● **What you need to do**
Search the listing for the string "производственной" and copy every line that contains it.

● **Given records**
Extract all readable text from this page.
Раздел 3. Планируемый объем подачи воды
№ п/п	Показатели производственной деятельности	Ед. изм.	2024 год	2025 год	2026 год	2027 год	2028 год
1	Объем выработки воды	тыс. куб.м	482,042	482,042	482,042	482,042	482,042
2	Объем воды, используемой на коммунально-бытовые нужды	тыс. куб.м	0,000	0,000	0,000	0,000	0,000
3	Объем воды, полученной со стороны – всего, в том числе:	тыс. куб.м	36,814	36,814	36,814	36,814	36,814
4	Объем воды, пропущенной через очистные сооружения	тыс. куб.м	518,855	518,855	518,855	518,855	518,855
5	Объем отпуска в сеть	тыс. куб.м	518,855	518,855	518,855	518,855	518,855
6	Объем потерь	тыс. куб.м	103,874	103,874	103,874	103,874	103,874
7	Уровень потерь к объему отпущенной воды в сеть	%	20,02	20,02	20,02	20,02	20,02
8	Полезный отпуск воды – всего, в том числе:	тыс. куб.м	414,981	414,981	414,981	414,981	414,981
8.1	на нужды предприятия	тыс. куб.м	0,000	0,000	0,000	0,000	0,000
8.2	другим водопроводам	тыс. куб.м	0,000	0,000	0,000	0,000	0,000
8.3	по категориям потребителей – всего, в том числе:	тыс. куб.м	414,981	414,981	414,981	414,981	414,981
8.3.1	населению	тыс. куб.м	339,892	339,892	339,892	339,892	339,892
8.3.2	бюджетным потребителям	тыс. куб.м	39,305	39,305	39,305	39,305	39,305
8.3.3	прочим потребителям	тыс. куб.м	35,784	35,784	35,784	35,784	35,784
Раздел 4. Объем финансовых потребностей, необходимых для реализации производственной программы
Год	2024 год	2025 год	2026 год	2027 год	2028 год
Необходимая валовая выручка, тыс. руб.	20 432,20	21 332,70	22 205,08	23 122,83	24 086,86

● **Exercise answer**
№ п/п	Показатели производственной деятельности	Ед. изм.	2024 год	2025 год	2026 год	2027 год	2028 год
Раздел 4. Объем финансовых потребностей, необходимых для реализации производственной программы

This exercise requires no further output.